### What you need to do:
Print the records again, character for character.

### Exercise input:
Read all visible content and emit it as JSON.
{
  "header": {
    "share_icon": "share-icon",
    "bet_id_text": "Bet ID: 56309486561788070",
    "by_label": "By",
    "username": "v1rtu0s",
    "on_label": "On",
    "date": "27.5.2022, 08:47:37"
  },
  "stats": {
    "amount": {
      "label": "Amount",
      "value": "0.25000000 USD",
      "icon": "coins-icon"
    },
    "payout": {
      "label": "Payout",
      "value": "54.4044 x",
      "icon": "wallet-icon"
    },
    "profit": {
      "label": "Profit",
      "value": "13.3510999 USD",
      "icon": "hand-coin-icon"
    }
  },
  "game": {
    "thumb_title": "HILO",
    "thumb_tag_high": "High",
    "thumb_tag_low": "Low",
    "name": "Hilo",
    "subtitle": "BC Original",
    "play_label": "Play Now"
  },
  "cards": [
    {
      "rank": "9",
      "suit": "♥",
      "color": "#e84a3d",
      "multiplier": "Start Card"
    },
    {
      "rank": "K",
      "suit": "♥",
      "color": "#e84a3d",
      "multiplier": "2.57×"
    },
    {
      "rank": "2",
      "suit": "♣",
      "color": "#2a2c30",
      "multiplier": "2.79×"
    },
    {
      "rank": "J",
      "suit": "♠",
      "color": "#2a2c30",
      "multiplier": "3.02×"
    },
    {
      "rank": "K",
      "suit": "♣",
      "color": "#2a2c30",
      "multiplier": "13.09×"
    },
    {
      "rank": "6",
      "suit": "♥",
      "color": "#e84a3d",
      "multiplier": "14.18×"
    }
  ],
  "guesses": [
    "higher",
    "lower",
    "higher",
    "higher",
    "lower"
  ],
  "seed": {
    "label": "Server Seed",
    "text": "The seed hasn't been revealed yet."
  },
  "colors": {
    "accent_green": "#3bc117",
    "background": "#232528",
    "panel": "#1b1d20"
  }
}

### Task solution:
Read all visible content and emit it as JSON.
{
  "header": {
    "share_icon": "share-icon",
    "bet_id_text": "Bet ID: 56309486561788070",
    "by_label": "By",
    "username": "v1rtu0s",
    "on_label": "On",
    "date": "27.5.2022, 08:47:37"
  },
  "stats": {
    "amount": {
      "label": "Amount",
      "value": "0.25000000 USD",
      "icon": "coins-icon"
    },
    "payout": {
      "label": "Payout",
      "value": "54.4044 x",
      "icon": "wallet-icon"
    },
    "profit": {
      "label": "Profit",
      "value": "13.3510999 USD",
      "icon": "hand-coin-icon"
    }
  },
  "game": {
    "thumb_title": "HILO",
    "thumb_tag_high": "High",
    "thumb_tag_low": "Low",
    "name": "Hilo",
    "subtitle": "BC Original",
    "play_label": "Play Now"
  },
  "cards": [
    {
      "rank": "9",
      "suit": "♥",
      "color": "#e84a3d",
      "multiplier": "Start Card"
    },
    {
      "rank": "K",
      "suit": "♥",
      "color": "#e84a3d",
      "multiplier": "2.57×"
    },
    {
      "rank": "2",
      "suit": "♣",
      "color": "#2a2c30",
      "multiplier": "2.79×"
    },
    {
      "rank": "J",
      "suit": "♠",
      "color": "#2a2c30",
      "multiplier": "3.02×"
    },
    {
      "rank": "K",
      "suit": "♣",
      "color": "#2a2c30",
      "multiplier": "13.09×"
    },
    {
      "rank": "6",
      "suit": "♥",
      "color": "#e84a3d",
      "multiplier": "14.18×"
    }
  ],
  "guesses": [
    "higher",
    "lower",
    "higher",
    "higher",
    "lower"
  ],
  "seed": {
    "label": "Server Seed",
    "text": "The seed hasn't been revealed yet."
  },
  "colors": {
    "accent_green": "#3bc117",
    "background": "#232528",
    "panel": "#1b1d20"
  }
}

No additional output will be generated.